• Excerpted passage:
##########

# Driver's power seat issue, 2005 GTO.



## Al52 (Apr 5, 2016)

I purchased a near mint 05 GTO last year, 26,000 miles. The driver's power seat functions all work properly except for the forwards and backwards movement. It moves back and forth but only for a limited distance as opposed to the passenger seat, requiring a full extension of the leg to depress the clutch. Kind of rough on a 65 year old damaged knee joint. I unhooked the battery hoping for a reset, zip. Checked for blockages under the seat, zip. I'm now wondering if the actual power seat motor is at fault here. I would most appreciate any suggestions as what may be going on here and how to best address it.


----------



## BLK69JUDGE (Jun 10, 2010)

*time 4*

time 2 pull it out and flip it over on the bench .......

and play with it .....

buy another seat track b4 you pull it and swap em out 

parts will cost as much as another seat track ...

##########

Listings of elements and their boxes:
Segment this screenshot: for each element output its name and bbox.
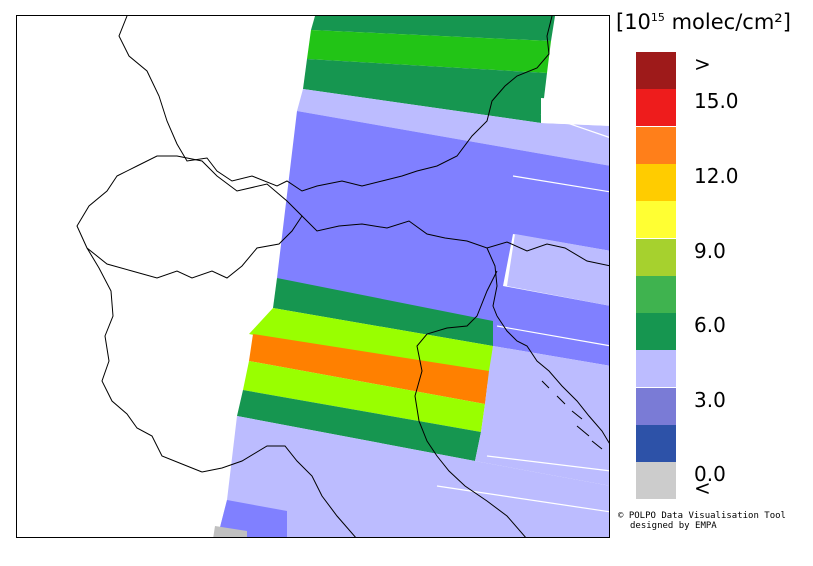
credit-line-1: © POLPO Data Visualisation Tool — [618, 511, 786, 521]
swath-band-lavender-patch — [507, 234, 609, 306]
country-borders — [76, 16, 609, 537]
upper-swath — [297, 16, 609, 166]
colorbar-swatch — [636, 201, 676, 239]
italy-north-coast — [201, 445, 356, 537]
swath-band-periwinkle-bottom — [217, 500, 287, 537]
colorbar-tick-label: 9.0 — [694, 238, 726, 263]
colorbar-unit-title: [1015 molec/cm²] — [616, 10, 791, 34]
swiss-border — [76, 155, 303, 279]
colorbar-swatch — [636, 425, 676, 462]
colorbar-swatch — [636, 52, 676, 89]
colorbar-tick-label: < — [694, 476, 711, 500]
colorbar-swatch — [636, 89, 676, 127]
colorbar-tick-label: 0.0 — [694, 462, 726, 487]
slovenia-border — [486, 247, 498, 317]
colorbar-swatch — [636, 350, 676, 388]
swath-band-lime-lower — [243, 361, 485, 432]
swath-band-dark-green — [303, 59, 547, 123]
swath-edge-white-strip — [541, 98, 609, 126]
colorbar — [636, 52, 676, 500]
austria-italy-border — [301, 215, 609, 267]
adriatic-coast-west — [414, 270, 526, 537]
colorbar-swatch — [636, 387, 676, 425]
colorbar-swatch — [636, 462, 676, 500]
main-swath — [213, 111, 609, 537]
swath-band-bright-green — [307, 30, 551, 73]
adriatic-coast-east — [496, 315, 609, 444]
swath-band-lavender — [297, 89, 609, 166]
swath-band-lavender-lower — [475, 346, 609, 486]
colorbar-swatch — [636, 163, 676, 201]
colorbar-tick-label: 12.0 — [694, 163, 739, 188]
colorbar-tick-label: 3.0 — [694, 387, 726, 412]
colorbar-swatch — [636, 313, 676, 351]
swath-band-dark-green-mid — [273, 278, 493, 346]
scan-gap-lines — [436, 113, 609, 513]
credit-text: © POLPO Data Visualisation Tool designed… — [618, 511, 786, 531]
swath-band-grey-corner — [213, 526, 247, 537]
croatia-islands — [541, 380, 603, 450]
swath-band-dark-green-lower — [237, 390, 481, 461]
map-panel — [16, 15, 610, 538]
credit-line-2: designed by EMPA — [630, 521, 717, 531]
colorbar-swatch — [636, 126, 676, 164]
colorbar-tick-label: 6.0 — [694, 313, 726, 338]
satellite-swath-map — [76, 16, 609, 537]
swath-band-dark-green-top — [311, 16, 555, 41]
swath-band-orange — [249, 334, 489, 404]
france-border — [118, 16, 553, 192]
colorbar-tick-label: > — [694, 52, 711, 76]
swath-band-lavender-bottom — [217, 416, 609, 537]
colorbar-swatch — [636, 238, 676, 276]
colorbar-swatch — [636, 275, 676, 313]
italy-west-border — [86, 247, 203, 473]
colorbar-tick-label: 15.0 — [694, 89, 739, 114]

##########

• Job 1: Pull out of the GTO power seat thread, word for word, everything from "## Al52 (Apr" down to "best address it.".
• Job 2: Write what comes next in the GTO power seat thread, picking up after its last post.
You won't need the lines for anything here.

• Expected output 1:
## Al52 (Apr 5, 2016)

I purchased a near mint 05 GTO last year, 26,000 miles. The driver's power seat functions all work properly except for the forwards and backwards movement. It moves back and forth but only for a limited distance as opposed to the passenger seat, requiring a full extension of the leg to depress the clutch. Kind of rough on a 65 year old damaged knee joint. I unhooked the battery hoping for a reset, zip. Checked for blockages under the seat, zip. I'm now wondering if the actual power seat motor is at fault here. I would most appreciate any suggestions as what may be going on here and how to best address it.

• Expected output 2:
----------



## Al52 (Apr 5, 2016)

Thank you. Guess I'll yank it and give it a go.


----------



## GTO44 (Apr 11, 2016)

If your seat is working just for a limited amount of travel, I would check the track and make sure it's not binding anywhere.

Typically if the motor goes or the switch goes you won't have any movement. 

If it is the motor or the rails are bent and you can't fix it, get something like this. Basically plug and play: https://www.ebay.com/i/371821005511?chn=ps&dispItem=1


----------



## Al52 (Apr 5, 2016)

Appreciate the advice. Thank you.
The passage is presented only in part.